### RAW DATA
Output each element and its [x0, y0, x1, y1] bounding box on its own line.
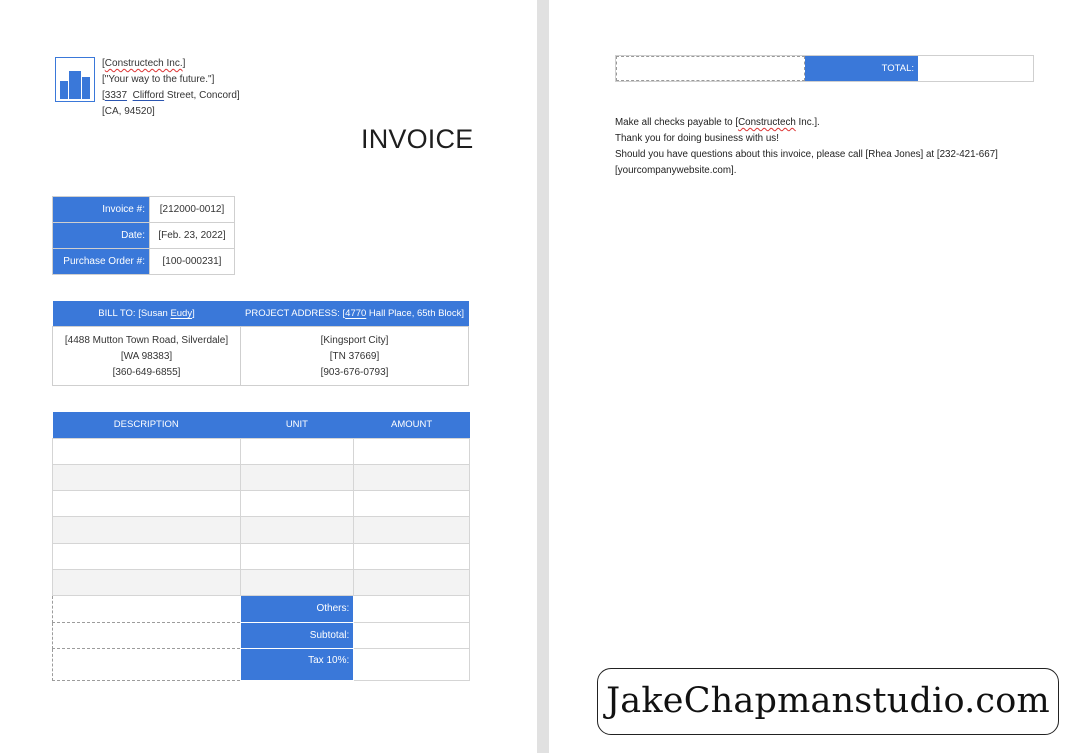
invoice-notes: Make all checks payable to [Constructech… — [615, 115, 998, 179]
company-city-line: [CA, 94520] — [102, 106, 155, 117]
unit-cell[interactable] — [239, 516, 355, 544]
invoice-page-2: TOTAL: Make all checks payable to [Const… — [549, 0, 1077, 753]
company-logo — [55, 57, 95, 102]
project-header-suffix: Hall Place, 65th Block] — [366, 307, 464, 319]
table-row — [52, 437, 470, 465]
purchase-order-label: Purchase Order #: — [52, 248, 150, 275]
bill-to-phone: [360-649-6855] — [112, 366, 181, 378]
unit-cell[interactable] — [239, 568, 355, 597]
total-row: TOTAL: — [615, 55, 1034, 82]
amount-cell[interactable] — [353, 490, 470, 518]
company-info: [Constructech Inc.] ["Your way to the fu… — [102, 56, 240, 120]
company-street-name: Clifford — [132, 90, 165, 101]
project-header-prefix: PROJECT ADDRESS: [ — [245, 307, 346, 319]
bill-to-header-prefix: BILL TO: [Susan — [98, 307, 171, 319]
company-street-line: [3337 Clifford Street, Concord] — [102, 90, 240, 101]
tax-label: Tax 10%: — [239, 647, 355, 681]
tax-spacer — [52, 647, 241, 681]
description-header: DESCRIPTION — [52, 412, 241, 438]
watermark-label: JakeChapmanstudio.com — [597, 668, 1059, 735]
thanks-note: Thank you for doing business with us! — [615, 133, 779, 144]
description-cell[interactable] — [52, 490, 241, 518]
checks-note: Make all checks payable to [Constructech… — [615, 115, 998, 131]
meta-row-invoice: Invoice #: [212000-0012] — [52, 196, 235, 223]
bill-to-header: BILL TO: [Susan Eudy] — [52, 301, 241, 326]
bill-to-address[interactable]: [4488 Mutton Town Road, Silverdale] [WA … — [52, 325, 241, 386]
subtotal-row: Subtotal: — [52, 621, 470, 649]
others-row: Others: — [52, 595, 470, 623]
unit-cell[interactable] — [239, 490, 355, 518]
page-gap — [537, 0, 549, 753]
subtotal-label: Subtotal: — [239, 621, 355, 649]
unit-cell[interactable] — [239, 437, 355, 465]
company-street-suffix: Street, Concord — [166, 90, 237, 101]
unit-cell[interactable] — [239, 542, 355, 570]
subtotal-amount[interactable] — [353, 621, 470, 649]
description-cell[interactable] — [52, 437, 241, 465]
total-spacer — [616, 56, 805, 81]
checks-suffix: Inc.]. — [795, 117, 820, 128]
description-cell[interactable] — [52, 542, 241, 570]
invoice-number-value[interactable]: [212000-0012] — [149, 196, 235, 223]
project-city: [Kingsport City] — [320, 334, 389, 346]
bill-to-header-suffix: ] — [192, 307, 195, 319]
table-row — [52, 490, 470, 518]
line-items-table: DESCRIPTION UNIT AMOUNT Others: Subtotal… — [52, 412, 470, 681]
company-name-line: [Constructech Inc.] — [102, 58, 186, 69]
unit-header: UNIT — [240, 412, 354, 438]
bill-to-table: BILL TO: [Susan Eudy] PROJECT ADDRESS: [… — [52, 301, 469, 386]
total-label: TOTAL: — [805, 56, 918, 81]
project-phone: [903-676-0793] — [320, 366, 389, 378]
others-label: Others: — [239, 595, 355, 623]
company-tagline: "Your way to the future." — [104, 74, 212, 85]
invoice-meta-table: Invoice #: [212000-0012] Date: [Feb. 23,… — [52, 196, 235, 275]
bill-to-header-name: Eudy — [170, 307, 193, 319]
building-icon — [60, 71, 90, 99]
amount-cell[interactable] — [353, 542, 470, 570]
company-street-number: 3337 — [104, 90, 128, 101]
subtotal-spacer — [52, 621, 241, 649]
table-row — [52, 568, 470, 597]
unit-cell[interactable] — [239, 463, 355, 492]
description-cell[interactable] — [52, 516, 241, 544]
invoice-number-label: Invoice #: — [52, 196, 150, 223]
questions-note: Should you have questions about this inv… — [615, 149, 998, 160]
date-value[interactable]: [Feb. 23, 2022] — [149, 222, 235, 249]
amount-cell[interactable] — [353, 516, 470, 544]
project-address[interactable]: [Kingsport City] [TN 37669] [903-676-079… — [240, 325, 469, 386]
project-state-zip: [TN 37669] — [329, 350, 380, 362]
tax-amount[interactable] — [353, 647, 470, 681]
others-amount[interactable] — [353, 595, 470, 623]
bill-to-street: [4488 Mutton Town Road, Silverdale] — [64, 334, 229, 346]
checks-company: Constructech — [738, 117, 796, 128]
table-row — [52, 463, 470, 492]
others-spacer — [52, 595, 241, 623]
project-address-header: PROJECT ADDRESS: [4770 Hall Place, 65th … — [240, 301, 469, 326]
amount-cell[interactable] — [353, 568, 470, 597]
invoice-title: INVOICE — [361, 124, 474, 154]
purchase-order-value[interactable]: [100-000231] — [149, 248, 235, 275]
amount-header: AMOUNT — [353, 412, 470, 438]
bill-header-row: BILL TO: [Susan Eudy] PROJECT ADDRESS: [… — [52, 301, 469, 326]
checks-prefix: Make all checks payable to [ — [615, 117, 739, 128]
company-tagline-line: ["Your way to the future."] — [102, 74, 215, 85]
items-header-row: DESCRIPTION UNIT AMOUNT — [52, 412, 470, 438]
table-row — [52, 542, 470, 570]
description-cell[interactable] — [52, 463, 241, 492]
invoice-page-1: [Constructech Inc.] ["Your way to the fu… — [0, 0, 537, 753]
meta-row-date: Date: [Feb. 23, 2022] — [52, 222, 235, 249]
tax-row: Tax 10%: — [52, 647, 470, 681]
date-label: Date: — [52, 222, 150, 249]
company-name: Constructech Inc. — [104, 58, 183, 69]
table-row — [52, 516, 470, 544]
project-header-number: 4770 — [345, 307, 367, 319]
company-city-zip: CA, 94520 — [104, 106, 153, 117]
bill-body-row: [4488 Mutton Town Road, Silverdale] [WA … — [52, 325, 469, 386]
amount-cell[interactable] — [353, 463, 470, 492]
website-note: [yourcompanywebsite.com]. — [615, 165, 737, 176]
bill-to-state-zip: [WA 98383] — [120, 350, 173, 362]
meta-row-po: Purchase Order #: [100-000231] — [52, 248, 235, 275]
description-cell[interactable] — [52, 568, 241, 597]
amount-cell[interactable] — [353, 437, 470, 465]
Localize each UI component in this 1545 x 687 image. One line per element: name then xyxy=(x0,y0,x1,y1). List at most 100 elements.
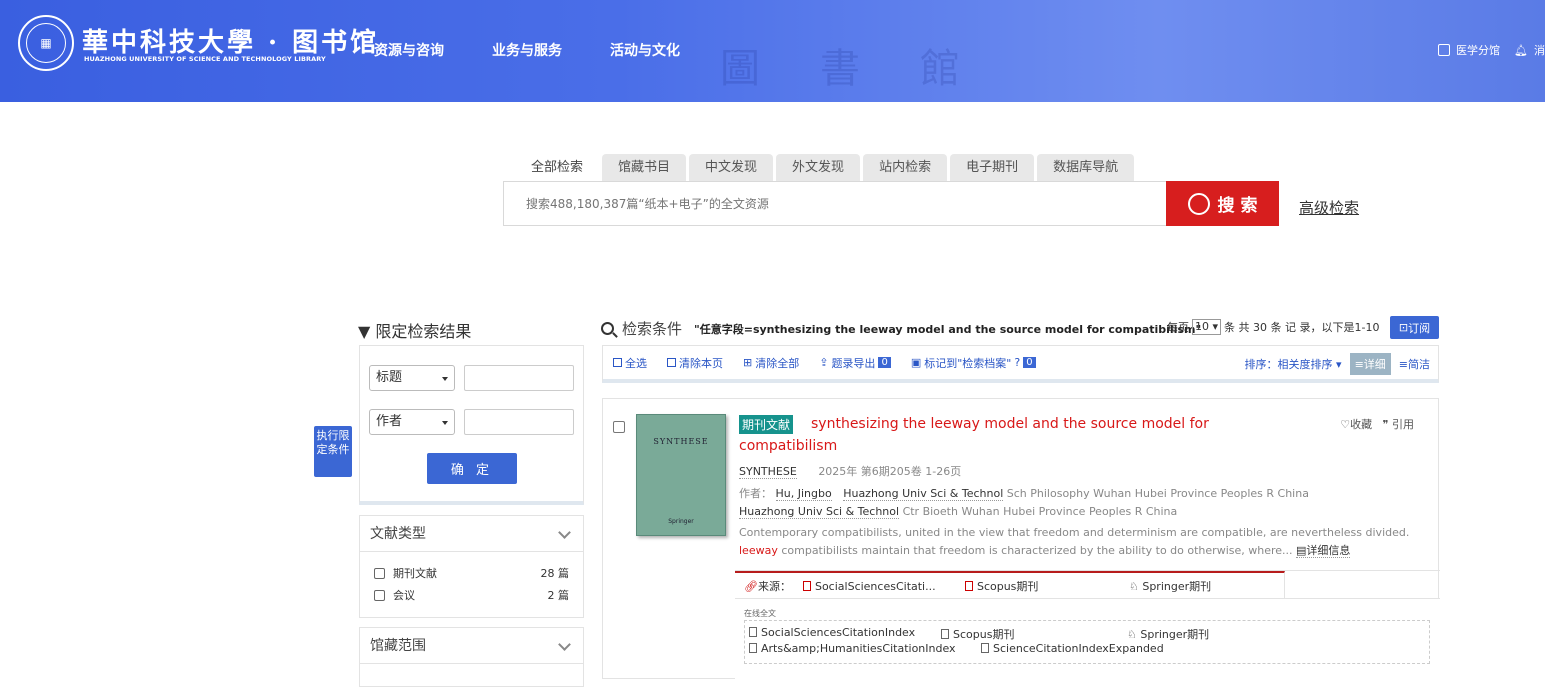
field-input-1[interactable] xyxy=(464,365,574,391)
link-icon: 🔗︎ xyxy=(744,580,758,593)
checkbox-icon xyxy=(613,358,622,367)
search-box xyxy=(503,181,1167,226)
fulltext-link[interactable]: Scopus期刊 xyxy=(941,626,1014,642)
org-link[interactable]: Huazhong Univ Sci & Technol xyxy=(843,487,1004,501)
fulltext-links: SocialSciencesCitationIndex Scopus期刊 ♘ S… xyxy=(744,620,1430,664)
grid-icon: ⊞ xyxy=(743,356,753,369)
help-icon: ? xyxy=(1014,356,1021,369)
facet-collection: 馆藏范围 xyxy=(359,627,584,687)
springer-icon: ♘ xyxy=(1128,580,1139,593)
facet-item[interactable]: 期刊文献 28 篇 xyxy=(360,562,583,584)
pdf-icon xyxy=(964,581,973,591)
abstract: Contemporary compatibilists, united in t… xyxy=(739,526,1410,558)
search-input[interactable] xyxy=(504,182,1167,225)
sort-select[interactable]: 排序：相关度排序 ▾ xyxy=(1245,356,1342,372)
select-all-button[interactable]: 全选 xyxy=(613,355,647,371)
search-button[interactable]: 搜 索 xyxy=(1166,181,1279,226)
confirm-button[interactable]: 确 定 xyxy=(427,453,517,484)
doc-icon: ▤ xyxy=(1296,544,1307,557)
result-title[interactable]: synthesizing the leeway model and the so… xyxy=(739,413,1269,457)
favorite-button[interactable]: ♡收藏 xyxy=(1340,418,1372,431)
springer-icon: ♘ xyxy=(1127,628,1137,641)
tab-ejournal[interactable]: 电子期刊 xyxy=(950,154,1035,182)
type-badge: 期刊文献 xyxy=(739,415,794,434)
heart-icon: ♡ xyxy=(1340,418,1351,431)
tab-chinese[interactable]: 中文发现 xyxy=(689,154,774,182)
result-checkbox[interactable] xyxy=(613,421,625,433)
mark-archive-button[interactable]: ▣ 标记到"检索档案"? 0 xyxy=(911,355,1036,371)
facet-head[interactable]: 馆藏范围 xyxy=(360,628,583,664)
result-item: SYNTHESE Springer synthesizing the leewa… xyxy=(602,398,1440,680)
filter-icon: ▼ xyxy=(358,322,371,341)
advanced-search-link[interactable]: 高级检索 xyxy=(1299,197,1359,218)
chevron-down-icon xyxy=(558,638,571,651)
save-icon: ▣ xyxy=(910,356,922,369)
fulltext-link[interactable]: ♘ Springer期刊 xyxy=(1127,626,1209,642)
tab-catalog[interactable]: 馆藏书目 xyxy=(602,154,687,182)
search-icon xyxy=(601,322,614,335)
per-page-select[interactable]: 10 ▾ xyxy=(1192,319,1222,335)
tab-site[interactable]: 站内检索 xyxy=(863,154,948,182)
org-link[interactable]: Huazhong Univ Sci & Technol xyxy=(739,505,900,519)
author-line: 作者： Hu, Jingbo Huazhong Univ Sci & Techn… xyxy=(739,487,1309,519)
brief-view-button[interactable]: ≡简洁 xyxy=(1399,356,1430,372)
toolbar-right: 排序：相关度排序 ▾ ≡详细 ≡简洁 xyxy=(1245,353,1430,375)
nav-resources[interactable]: 资源与咨询 xyxy=(374,40,444,60)
list-icon: ≡ xyxy=(1354,358,1364,371)
results-toolbar: 全选 清除本页 ⊞ 清除全部 ⇪ 题录导出 0 ▣ 标记到"检索档案"? 0 排序：相关度… xyxy=(602,345,1439,383)
result-actions: ♡收藏 ❞ 引用 xyxy=(1340,416,1414,432)
facet-head[interactable]: 文献类型 xyxy=(360,516,583,552)
header-right-links: 医学分馆 🔔︎ 消 xyxy=(1438,42,1545,58)
source-tab: 🔗︎ 来源： SocialSciencesCitati... Scopus期刊 ♘… xyxy=(735,571,1285,599)
detail-view-button[interactable]: ≡详细 xyxy=(1349,353,1391,375)
pdf-icon xyxy=(802,581,811,591)
quote-icon: ❞ xyxy=(1382,418,1389,431)
notification-link[interactable]: 🔔︎ 消 xyxy=(1514,42,1545,58)
field-select-2[interactable]: 作者 xyxy=(369,409,455,435)
journal-link[interactable]: SYNTHESE xyxy=(739,465,797,479)
export-button[interactable]: ⇪ 题录导出 0 xyxy=(819,355,891,371)
nav-services[interactable]: 业务与服务 xyxy=(492,40,562,60)
field-select-1[interactable]: 标题 xyxy=(369,365,455,391)
doc-icon xyxy=(749,627,757,637)
source-link[interactable]: ♘ Springer期刊 xyxy=(1129,573,1211,599)
query-text: "任意字段=synthesizing the leeway model and … xyxy=(694,322,1202,336)
caret-down-icon xyxy=(442,421,448,425)
detail-info-link[interactable]: ▤详细信息 xyxy=(1296,544,1351,558)
nav-activities[interactable]: 活动与文化 xyxy=(610,40,680,60)
source-link[interactable]: Scopus期刊 xyxy=(964,573,1117,599)
branch-icon xyxy=(1438,44,1451,56)
clear-page-button[interactable]: 清除本页 xyxy=(667,355,723,371)
header-background-text: 圖書館 xyxy=(720,46,1020,92)
search-tabs: 全部检索 馆藏书目 中文发现 外文发现 站内检索 电子期刊 数据库导航 xyxy=(515,154,1135,182)
medical-branch-link[interactable]: 医学分馆 xyxy=(1438,42,1500,58)
tab-all[interactable]: 全部检索 xyxy=(515,154,600,182)
doc-icon xyxy=(749,643,757,653)
execute-limit-tab[interactable]: 执行限定条件 xyxy=(314,426,352,477)
search-icon xyxy=(1187,192,1210,215)
menu-icon: ≡ xyxy=(1398,358,1408,371)
source-bar: 🔗︎ 来源： SocialSciencesCitati... Scopus期刊 ♘… xyxy=(735,570,1440,599)
doc-icon xyxy=(981,643,989,653)
tab-database[interactable]: 数据库导航 xyxy=(1037,154,1135,182)
tab-foreign[interactable]: 外文发现 xyxy=(776,154,861,182)
fulltext-link[interactable]: SocialSciencesCitationIndex xyxy=(749,626,915,639)
library-logo-title[interactable]: 華中科技大學 · 图书馆 xyxy=(82,22,379,59)
subscribe-icon: ⊡ xyxy=(1398,321,1409,334)
subscribe-button[interactable]: ⊡ 订阅 xyxy=(1390,316,1439,339)
fulltext-link[interactable]: ScienceCitationIndexExpanded xyxy=(981,642,1164,655)
checkbox[interactable] xyxy=(374,567,385,579)
clear-all-button[interactable]: ⊞ 清除全部 xyxy=(743,355,799,371)
field-input-2[interactable] xyxy=(464,409,574,435)
journal-cover[interactable]: SYNTHESE Springer xyxy=(636,414,726,536)
checkbox[interactable] xyxy=(374,589,385,601)
bell-icon: 🔔︎ xyxy=(1514,43,1528,57)
author-link[interactable]: Hu, Jingbo xyxy=(775,487,832,501)
facet-item[interactable]: 会议 2 篇 xyxy=(360,584,583,606)
fulltext-link[interactable]: Arts&amp;HumanitiesCitationIndex xyxy=(749,642,956,655)
caret-down-icon xyxy=(442,377,448,381)
source-link[interactable]: SocialSciencesCitati... xyxy=(802,573,953,599)
cite-button[interactable]: ❞ 引用 xyxy=(1383,418,1414,431)
facet-doc-type: 文献类型 期刊文献 28 篇 会议 2 篇 xyxy=(359,515,584,618)
university-seal-icon[interactable]: ▦ xyxy=(18,15,74,71)
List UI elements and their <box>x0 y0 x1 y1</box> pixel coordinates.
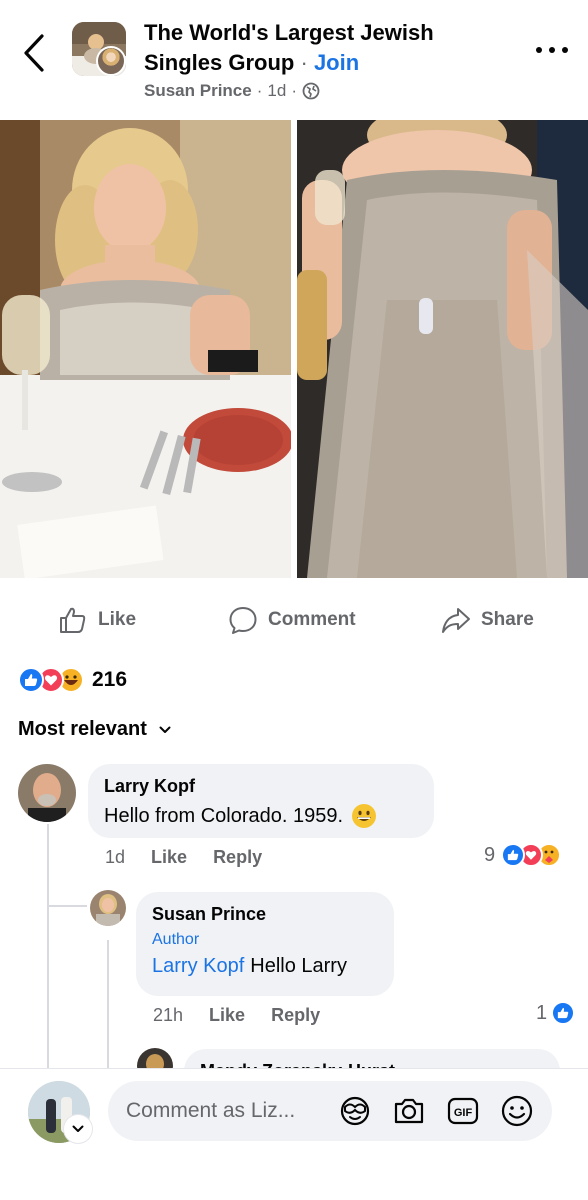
reply-reactions[interactable]: 1 <box>536 1001 576 1025</box>
comment-bubble[interactable]: Larry Kopf Hello from Colorado. 1959. <box>88 764 434 838</box>
like-label: Like <box>98 609 137 630</box>
author-name-link[interactable]: Susan Prince <box>144 81 252 101</box>
group-avatar[interactable] <box>72 22 126 76</box>
comment-label: Comment <box>268 609 356 630</box>
comment-time[interactable]: 1d <box>105 847 125 868</box>
share-button[interactable]: Share <box>441 600 534 640</box>
chevron-down-icon <box>159 726 171 733</box>
gif-icon[interactable]: GIF <box>446 1094 480 1128</box>
comment-composer: Comment as Liz... GIF <box>0 1068 588 1200</box>
comment-text-body: Hello from Colorado. 1959. <box>104 804 344 827</box>
comment-reactions[interactable]: 9 <box>484 843 562 867</box>
photo-gown[interactable] <box>297 120 588 578</box>
reaction-count: 216 <box>92 668 128 691</box>
comment-bubble-icon <box>229 607 257 634</box>
comment-reply-button[interactable]: Reply <box>213 847 262 868</box>
photo-gown-image <box>297 120 588 578</box>
post-header: The World's Largest Jewish Singles Group… <box>0 0 588 116</box>
chevron-down-icon <box>72 1125 84 1132</box>
commenter-name[interactable]: Larry Kopf <box>104 776 418 797</box>
thread-branch-1 <box>47 905 87 907</box>
comment-input[interactable]: Comment as Liz... GIF <box>108 1081 552 1141</box>
post-meta: Susan Prince · 1d · <box>144 81 320 101</box>
camera-icon[interactable] <box>392 1094 426 1128</box>
reply-author-avatar[interactable] <box>90 890 126 926</box>
reply-text: Larry Kopf Hello Larry <box>152 955 378 978</box>
more-options-button[interactable] <box>536 40 568 60</box>
comment-meta: 1d Like Reply <box>105 847 262 868</box>
commenter-avatar[interactable] <box>18 764 76 822</box>
comment-sort-dropdown[interactable]: Most relevant <box>18 718 171 741</box>
meta-separator: · <box>256 81 263 100</box>
reply-reaction-count: 1 <box>536 1001 548 1024</box>
reply-time[interactable]: 21h <box>153 1005 183 1026</box>
reply-meta: 21h Like Reply <box>153 1005 320 1026</box>
thumbs-up-icon <box>60 607 86 633</box>
share-arrow-icon <box>442 608 470 633</box>
sort-label: Most relevant <box>18 718 147 740</box>
svg-text:GIF: GIF <box>454 1107 473 1119</box>
post-photos <box>0 120 588 578</box>
reply-bubble[interactable]: Susan Prince Author Larry Kopf Hello Lar… <box>136 892 394 996</box>
larry-avatar-image <box>18 764 76 822</box>
meta-separator-2: · <box>291 81 297 100</box>
comment-reaction-count: 9 <box>484 843 496 866</box>
post-actions: Like Comment Share <box>0 594 588 648</box>
like-reaction-icon <box>501 843 526 867</box>
emoji-icon[interactable] <box>500 1094 534 1128</box>
chevron-left-icon <box>24 34 44 72</box>
comment-button[interactable]: Comment <box>228 600 356 640</box>
reply-reply-button[interactable]: Reply <box>271 1005 320 1026</box>
thread-line-2 <box>107 940 109 1068</box>
author-mini-avatar <box>96 46 126 76</box>
photo-dinner-table-image <box>0 120 291 578</box>
back-button[interactable] <box>20 30 50 76</box>
comment-input-placeholder: Comment as Liz... <box>126 1099 296 1122</box>
photo-dinner-table[interactable] <box>0 120 291 578</box>
globe-icon <box>302 82 320 100</box>
avatar-sticker-icon[interactable] <box>338 1094 372 1128</box>
grinning-face-icon <box>352 804 377 828</box>
share-label: Share <box>481 609 534 630</box>
join-button[interactable]: Join <box>314 50 359 75</box>
reply-text-body: Hello Larry <box>250 955 347 977</box>
comment-like-button[interactable]: Like <box>151 847 187 868</box>
post-title: The World's Largest Jewish Singles Group… <box>144 18 474 78</box>
post-time[interactable]: 1d <box>267 81 286 101</box>
reaction-summary[interactable]: 216 <box>18 665 127 695</box>
reply-like-button[interactable]: Like <box>209 1005 245 1026</box>
more-dots-icon <box>536 47 542 53</box>
avatar-switch-button[interactable] <box>64 1115 92 1143</box>
thread-line-1 <box>47 824 49 1068</box>
mention-link[interactable]: Larry Kopf <box>152 955 244 978</box>
susan-avatar-image <box>90 890 126 926</box>
like-button[interactable]: Like <box>58 600 136 640</box>
group-name-link[interactable]: The World's Largest Jewish Singles Group <box>144 20 434 75</box>
reply-author-name[interactable]: Susan Prince <box>152 904 378 925</box>
more-dot <box>549 47 555 53</box>
more-dot <box>562 47 568 53</box>
like-reaction-icon <box>18 667 44 693</box>
author-badge: Author <box>152 931 200 948</box>
comment-text: Hello from Colorado. 1959. <box>104 803 418 829</box>
like-reaction-icon <box>551 1001 576 1025</box>
title-separator: · <box>300 50 308 75</box>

### WHAT NEEDS TO BE DONE
Output as a JSON list of strings, one string per line with blank lines omitted, the lines of the data starting at the line containing "invoice-notes: Make all" and ending at the line containing "purchase-order-label: Purchase Order", both included.

### TASK RESULT
[
  "invoice-notes: Make all checks payable to [Constructech… — [615, 115, 998, 179]",
  "company-city-line: [CA, 94520] — [102, 106, 155, 117]",
  "unit-cell[interactable] — [239, 516, 355, 544]",
  "invoice-page-2: TOTAL: Make all checks payable to [Const… — [549, 0, 1077, 753]",
  "company-logo — [55, 57, 95, 102]",
  "project-header-suffix: Hall Place, 65th Block] — [366, 307, 464, 319]",
  "table-row — [52, 437, 470, 465]",
  "purchase-order-label: Purchase Order #: — [52, 248, 150, 275]"
]